- [Your instructions] Copy out every record below, word for word.

◇ ◇ ◇ ◇ ◇ ◇ ◇

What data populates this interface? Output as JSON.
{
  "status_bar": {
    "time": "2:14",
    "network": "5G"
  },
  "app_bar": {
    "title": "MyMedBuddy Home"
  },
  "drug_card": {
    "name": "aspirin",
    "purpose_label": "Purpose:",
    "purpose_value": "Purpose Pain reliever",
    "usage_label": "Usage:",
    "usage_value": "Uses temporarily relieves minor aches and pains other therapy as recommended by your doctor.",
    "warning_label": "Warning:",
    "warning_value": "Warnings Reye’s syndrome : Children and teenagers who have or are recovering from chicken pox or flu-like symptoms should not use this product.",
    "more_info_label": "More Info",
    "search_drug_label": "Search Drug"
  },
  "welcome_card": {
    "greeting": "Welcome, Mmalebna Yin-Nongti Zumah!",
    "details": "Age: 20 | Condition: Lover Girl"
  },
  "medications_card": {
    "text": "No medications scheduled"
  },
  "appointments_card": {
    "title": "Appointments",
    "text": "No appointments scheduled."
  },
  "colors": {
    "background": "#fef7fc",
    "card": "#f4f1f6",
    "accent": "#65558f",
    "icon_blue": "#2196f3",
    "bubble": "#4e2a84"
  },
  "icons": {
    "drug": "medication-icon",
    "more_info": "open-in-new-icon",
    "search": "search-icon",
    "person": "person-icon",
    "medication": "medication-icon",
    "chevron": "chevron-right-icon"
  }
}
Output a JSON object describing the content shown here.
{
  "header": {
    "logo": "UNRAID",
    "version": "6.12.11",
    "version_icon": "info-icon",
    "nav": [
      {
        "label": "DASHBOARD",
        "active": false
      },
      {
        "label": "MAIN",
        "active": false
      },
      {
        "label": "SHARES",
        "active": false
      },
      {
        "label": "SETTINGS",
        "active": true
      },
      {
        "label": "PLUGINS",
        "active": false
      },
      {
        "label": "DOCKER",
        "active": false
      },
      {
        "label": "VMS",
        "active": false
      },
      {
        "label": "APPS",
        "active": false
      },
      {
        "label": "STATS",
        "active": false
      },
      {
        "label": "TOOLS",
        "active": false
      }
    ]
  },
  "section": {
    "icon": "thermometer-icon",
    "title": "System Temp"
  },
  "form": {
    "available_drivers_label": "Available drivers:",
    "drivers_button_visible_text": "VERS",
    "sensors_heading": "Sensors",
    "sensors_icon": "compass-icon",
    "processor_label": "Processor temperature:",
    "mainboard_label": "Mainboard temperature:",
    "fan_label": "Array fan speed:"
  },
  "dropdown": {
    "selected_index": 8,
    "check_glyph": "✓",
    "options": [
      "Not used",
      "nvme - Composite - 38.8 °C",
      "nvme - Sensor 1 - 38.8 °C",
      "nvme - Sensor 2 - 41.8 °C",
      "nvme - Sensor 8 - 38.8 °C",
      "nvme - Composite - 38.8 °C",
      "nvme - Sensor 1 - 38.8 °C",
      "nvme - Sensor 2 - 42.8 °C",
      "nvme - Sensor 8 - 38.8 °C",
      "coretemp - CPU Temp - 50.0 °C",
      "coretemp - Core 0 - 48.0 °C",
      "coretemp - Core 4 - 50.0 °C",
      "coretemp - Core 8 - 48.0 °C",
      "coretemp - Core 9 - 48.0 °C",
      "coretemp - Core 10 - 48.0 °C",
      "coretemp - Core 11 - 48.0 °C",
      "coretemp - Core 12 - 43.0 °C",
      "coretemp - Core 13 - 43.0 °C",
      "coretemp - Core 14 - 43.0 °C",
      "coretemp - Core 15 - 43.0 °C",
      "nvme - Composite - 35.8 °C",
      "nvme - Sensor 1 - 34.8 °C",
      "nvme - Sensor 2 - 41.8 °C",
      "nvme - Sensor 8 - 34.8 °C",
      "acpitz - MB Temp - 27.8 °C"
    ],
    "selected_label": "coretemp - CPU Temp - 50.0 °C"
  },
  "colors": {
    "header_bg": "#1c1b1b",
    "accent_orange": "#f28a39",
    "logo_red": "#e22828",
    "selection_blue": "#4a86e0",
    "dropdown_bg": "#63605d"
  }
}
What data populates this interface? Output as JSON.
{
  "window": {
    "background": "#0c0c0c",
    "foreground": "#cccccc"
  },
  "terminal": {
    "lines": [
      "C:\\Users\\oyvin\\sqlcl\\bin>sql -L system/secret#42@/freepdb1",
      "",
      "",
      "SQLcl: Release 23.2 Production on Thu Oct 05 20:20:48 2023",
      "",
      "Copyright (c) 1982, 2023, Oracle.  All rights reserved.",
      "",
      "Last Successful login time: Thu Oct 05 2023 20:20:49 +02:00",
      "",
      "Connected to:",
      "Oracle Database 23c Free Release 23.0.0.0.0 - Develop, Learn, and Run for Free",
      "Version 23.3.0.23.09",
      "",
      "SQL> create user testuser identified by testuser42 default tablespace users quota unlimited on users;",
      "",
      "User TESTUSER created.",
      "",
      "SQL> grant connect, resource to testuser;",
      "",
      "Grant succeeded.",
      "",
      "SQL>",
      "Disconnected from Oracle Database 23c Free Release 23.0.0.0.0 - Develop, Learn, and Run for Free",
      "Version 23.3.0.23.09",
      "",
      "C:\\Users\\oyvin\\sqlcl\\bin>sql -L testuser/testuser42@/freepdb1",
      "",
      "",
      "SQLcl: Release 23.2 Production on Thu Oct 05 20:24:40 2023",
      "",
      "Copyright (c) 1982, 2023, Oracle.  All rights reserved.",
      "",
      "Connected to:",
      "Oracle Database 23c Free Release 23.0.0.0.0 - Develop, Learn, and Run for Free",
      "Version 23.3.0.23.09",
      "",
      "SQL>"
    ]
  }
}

◇ ◇ ◇ ◇ ◇ ◇ ◇

- [Written response]
What data populates this interface? Output as JSON.
{
  "status_bar": {
    "time": "2:14",
    "network": "5G"
  },
  "app_bar": {
    "title": "MyMedBuddy Home"
  },
  "drug_card": {
    "name": "aspirin",
    "purpose_label": "Purpose:",
    "purpose_value": "Purpose Pain reliever",
    "usage_label": "Usage:",
    "usage_value": "Uses temporarily relieves minor aches and pains other therapy as recommended by your doctor.",
    "warning_label": "Warning:",
    "warning_value": "Warnings Reye’s syndrome : Children and teenagers who have or are recovering from chicken pox or flu-like symptoms should not use this product.",
    "more_info_label": "More Info",
    "search_drug_label": "Search Drug"
  },
  "welcome_card": {
    "greeting": "Welcome, Mmalebna Yin-Nongti Zumah!",
    "details": "Age: 20 | Condition: Lover Girl"
  },
  "medications_card": {
    "text": "No medications scheduled"
  },
  "appointments_card": {
    "title": "Appointments",
    "text": "No appointments scheduled."
  },
  "colors": {
    "background": "#fef7fc",
    "card": "#f4f1f6",
    "accent": "#65558f",
    "icon_blue": "#2196f3",
    "bubble": "#4e2a84"
  },
  "icons": {
    "drug": "medication-icon",
    "more_info": "open-in-new-icon",
    "search": "search-icon",
    "person": "person-icon",
    "medication": "medication-icon",
    "chevron": "chevron-right-icon"
  }
}
Output a JSON object describing the content shown here.
{
  "header": {
    "logo": "UNRAID",
    "version": "6.12.11",
    "version_icon": "info-icon",
    "nav": [
      {
        "label": "DASHBOARD",
        "active": false
      },
      {
        "label": "MAIN",
        "active": false
      },
      {
        "label": "SHARES",
        "active": false
      },
      {
        "label": "SETTINGS",
        "active": true
      },
      {
        "label": "PLUGINS",
        "active": false
      },
      {
        "label": "DOCKER",
        "active": false
      },
      {
        "label": "VMS",
        "active": false
      },
      {
        "label": "APPS",
        "active": false
      },
      {
        "label": "STATS",
        "active": false
      },
      {
        "label": "TOOLS",
        "active": false
      }
    ]
  },
  "section": {
    "icon": "thermometer-icon",
    "title": "System Temp"
  },
  "form": {
    "available_drivers_label": "Available drivers:",
    "drivers_button_visible_text": "VERS",
    "sensors_heading": "Sensors",
    "sensors_icon": "compass-icon",
    "processor_label": "Processor temperature:",
    "mainboard_label": "Mainboard temperature:",
    "fan_label": "Array fan speed:"
  },
  "dropdown": {
    "selected_index": 8,
    "check_glyph": "✓",
    "options": [
      "Not used",
      "nvme - Composite - 38.8 °C",
      "nvme - Sensor 1 - 38.8 °C",
      "nvme - Sensor 2 - 41.8 °C",
      "nvme - Sensor 8 - 38.8 °C",
      "nvme - Composite - 38.8 °C",
      "nvme - Sensor 1 - 38.8 °C",
      "nvme - Sensor 2 - 42.8 °C",
      "nvme - Sensor 8 - 38.8 °C",
      "coretemp - CPU Temp - 50.0 °C",
      "coretemp - Core 0 - 48.0 °C",
      "coretemp - Core 4 - 50.0 °C",
      "coretemp - Core 8 - 48.0 °C",
      "coretemp - Core 9 - 48.0 °C",
      "coretemp - Core 10 - 48.0 °C",
      "coretemp - Core 11 - 48.0 °C",
      "coretemp - Core 12 - 43.0 °C",
      "coretemp - Core 13 - 43.0 °C",
      "coretemp - Core 14 - 43.0 °C",
      "coretemp - Core 15 - 43.0 °C",
      "nvme - Composite - 35.8 °C",
      "nvme - Sensor 1 - 34.8 °C",
      "nvme - Sensor 2 - 41.8 °C",
      "nvme - Sensor 8 - 34.8 °C",
      "acpitz - MB Temp - 27.8 °C"
    ],
    "selected_label": "coretemp - CPU Temp - 50.0 °C"
  },
  "colors": {
    "header_bg": "#1c1b1b",
    "accent_orange": "#f28a39",
    "logo_red": "#e22828",
    "selection_blue": "#4a86e0",
    "dropdown_bg": "#63605d"
  }
}
What data populates this interface? Output as JSON.
{
  "window": {
    "background": "#0c0c0c",
    "foreground": "#cccccc"
  },
  "terminal": {
    "lines": [
      "C:\\Users\\oyvin\\sqlcl\\bin>sql -L system/secret#42@/freepdb1",
      "",
      "",
      "SQLcl: Release 23.2 Production on Thu Oct 05 20:20:48 2023",
      "",
      "Copyright (c) 1982, 2023, Oracle.  All rights reserved.",
      "",
      "Last Successful login time: Thu Oct 05 2023 20:20:49 +02:00",
      "",
      "Connected to:",
      "Oracle Database 23c Free Release 23.0.0.0.0 - Develop, Learn, and Run for Free",
      "Version 23.3.0.23.09",
      "",
      "SQL> create user testuser identified by testuser42 default tablespace users quota unlimited on users;",
      "",
      "User TESTUSER created.",
      "",
      "SQL> grant connect, resource to testuser;",
      "",
      "Grant succeeded.",
      "",
      "SQL>",
      "Disconnected from Oracle Database 23c Free Release 23.0.0.0.0 - Develop, Learn, and Run for Free",
      "Version 23.3.0.23.09",
      "",
      "C:\\Users\\oyvin\\sqlcl\\bin>sql -L testuser/testuser42@/freepdb1",
      "",
      "",
      "SQLcl: Release 23.2 Production on Thu Oct 05 20:24:40 2023",
      "",
      "Copyright (c) 1982, 2023, Oracle.  All rights reserved.",
      "",
      "Connected to:",
      "Oracle Database 23c Free Release 23.0.0.0.0 - Develop, Learn, and Run for Free",
      "Version 23.3.0.23.09",
      "",
      "SQL>"
    ]
  }
}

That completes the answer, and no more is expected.